--- Records to process ---

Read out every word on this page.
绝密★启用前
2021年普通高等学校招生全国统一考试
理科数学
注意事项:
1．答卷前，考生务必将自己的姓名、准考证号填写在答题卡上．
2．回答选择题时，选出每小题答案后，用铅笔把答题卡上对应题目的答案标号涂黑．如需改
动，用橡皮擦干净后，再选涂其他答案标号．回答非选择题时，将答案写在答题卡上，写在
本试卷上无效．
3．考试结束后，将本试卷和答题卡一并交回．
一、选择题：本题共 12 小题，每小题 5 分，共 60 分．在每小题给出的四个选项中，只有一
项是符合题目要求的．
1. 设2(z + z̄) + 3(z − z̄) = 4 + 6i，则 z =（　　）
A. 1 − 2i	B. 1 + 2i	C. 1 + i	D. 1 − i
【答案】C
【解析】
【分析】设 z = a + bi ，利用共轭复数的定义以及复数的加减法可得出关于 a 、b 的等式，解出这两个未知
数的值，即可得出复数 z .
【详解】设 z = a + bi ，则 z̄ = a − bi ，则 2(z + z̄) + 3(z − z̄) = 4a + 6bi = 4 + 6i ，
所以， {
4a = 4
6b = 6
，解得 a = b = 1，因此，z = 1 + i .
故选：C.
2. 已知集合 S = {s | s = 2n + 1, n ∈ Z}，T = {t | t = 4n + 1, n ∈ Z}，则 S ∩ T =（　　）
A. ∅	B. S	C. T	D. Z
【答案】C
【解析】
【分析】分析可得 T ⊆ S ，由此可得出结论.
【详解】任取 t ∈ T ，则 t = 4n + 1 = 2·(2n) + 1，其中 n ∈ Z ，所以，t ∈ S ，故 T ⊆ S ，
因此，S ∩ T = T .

---
--- Records to process ---

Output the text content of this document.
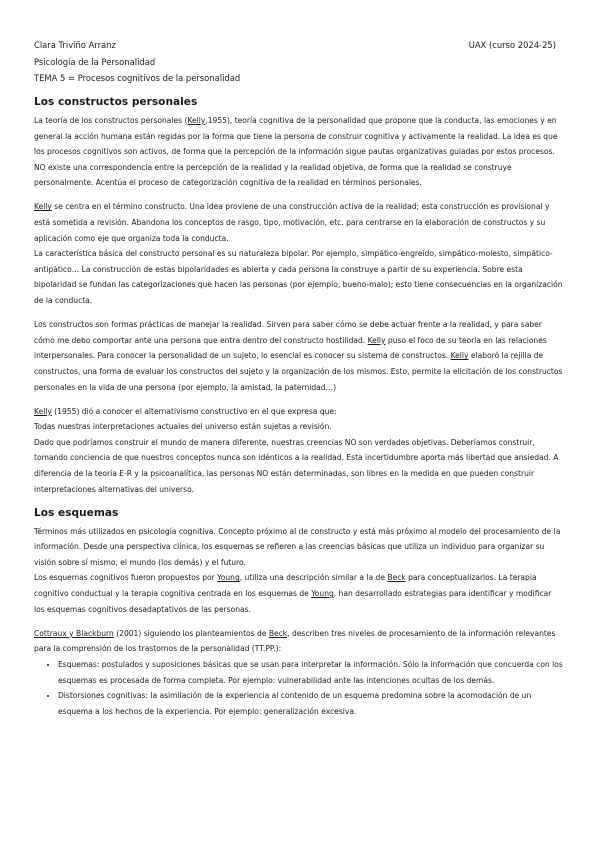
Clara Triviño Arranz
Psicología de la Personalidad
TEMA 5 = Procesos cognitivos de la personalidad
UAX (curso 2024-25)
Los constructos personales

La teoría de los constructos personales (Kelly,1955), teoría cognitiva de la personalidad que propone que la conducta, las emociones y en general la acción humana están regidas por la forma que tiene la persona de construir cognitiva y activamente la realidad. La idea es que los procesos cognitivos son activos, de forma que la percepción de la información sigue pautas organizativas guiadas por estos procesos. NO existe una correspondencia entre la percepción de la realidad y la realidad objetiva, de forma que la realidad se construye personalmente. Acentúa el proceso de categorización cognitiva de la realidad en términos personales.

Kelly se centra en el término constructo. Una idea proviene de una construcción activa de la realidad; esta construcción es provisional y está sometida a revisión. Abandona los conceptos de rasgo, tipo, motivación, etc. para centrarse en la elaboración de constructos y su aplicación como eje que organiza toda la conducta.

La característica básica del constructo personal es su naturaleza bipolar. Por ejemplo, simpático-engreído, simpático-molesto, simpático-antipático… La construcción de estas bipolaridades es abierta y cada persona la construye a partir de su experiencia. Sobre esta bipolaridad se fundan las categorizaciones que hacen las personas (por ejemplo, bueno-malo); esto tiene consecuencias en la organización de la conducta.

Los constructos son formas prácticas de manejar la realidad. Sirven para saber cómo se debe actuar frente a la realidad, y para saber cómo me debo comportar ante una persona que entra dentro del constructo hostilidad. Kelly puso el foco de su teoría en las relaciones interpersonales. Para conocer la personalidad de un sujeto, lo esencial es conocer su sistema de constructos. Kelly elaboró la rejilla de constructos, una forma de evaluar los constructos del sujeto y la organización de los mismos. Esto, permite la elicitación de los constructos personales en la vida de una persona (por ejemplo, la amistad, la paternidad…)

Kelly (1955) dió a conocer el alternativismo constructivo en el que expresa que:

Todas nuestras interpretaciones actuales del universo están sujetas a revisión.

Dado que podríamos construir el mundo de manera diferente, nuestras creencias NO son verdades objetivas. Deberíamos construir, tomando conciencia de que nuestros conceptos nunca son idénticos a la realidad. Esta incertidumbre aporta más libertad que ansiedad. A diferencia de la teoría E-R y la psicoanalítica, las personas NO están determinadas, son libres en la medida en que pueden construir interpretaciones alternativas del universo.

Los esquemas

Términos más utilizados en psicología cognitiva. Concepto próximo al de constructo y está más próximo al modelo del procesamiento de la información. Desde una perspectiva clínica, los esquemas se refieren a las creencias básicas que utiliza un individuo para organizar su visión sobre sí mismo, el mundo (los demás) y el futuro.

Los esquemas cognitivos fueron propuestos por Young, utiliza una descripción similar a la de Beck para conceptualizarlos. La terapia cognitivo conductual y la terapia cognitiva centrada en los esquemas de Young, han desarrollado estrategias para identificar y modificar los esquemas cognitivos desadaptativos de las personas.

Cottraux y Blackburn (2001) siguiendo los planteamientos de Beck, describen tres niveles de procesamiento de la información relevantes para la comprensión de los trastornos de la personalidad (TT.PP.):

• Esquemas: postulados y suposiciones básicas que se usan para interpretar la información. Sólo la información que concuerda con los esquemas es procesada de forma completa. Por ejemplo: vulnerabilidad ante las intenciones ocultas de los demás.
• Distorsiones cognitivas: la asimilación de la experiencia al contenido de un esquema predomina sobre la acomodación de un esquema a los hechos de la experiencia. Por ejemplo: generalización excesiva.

---

> _Problem to solve_: Copy down every line of the entries containing the word "this".

> _Final answer_:
Read out every word on this page.
Output the text content of this document.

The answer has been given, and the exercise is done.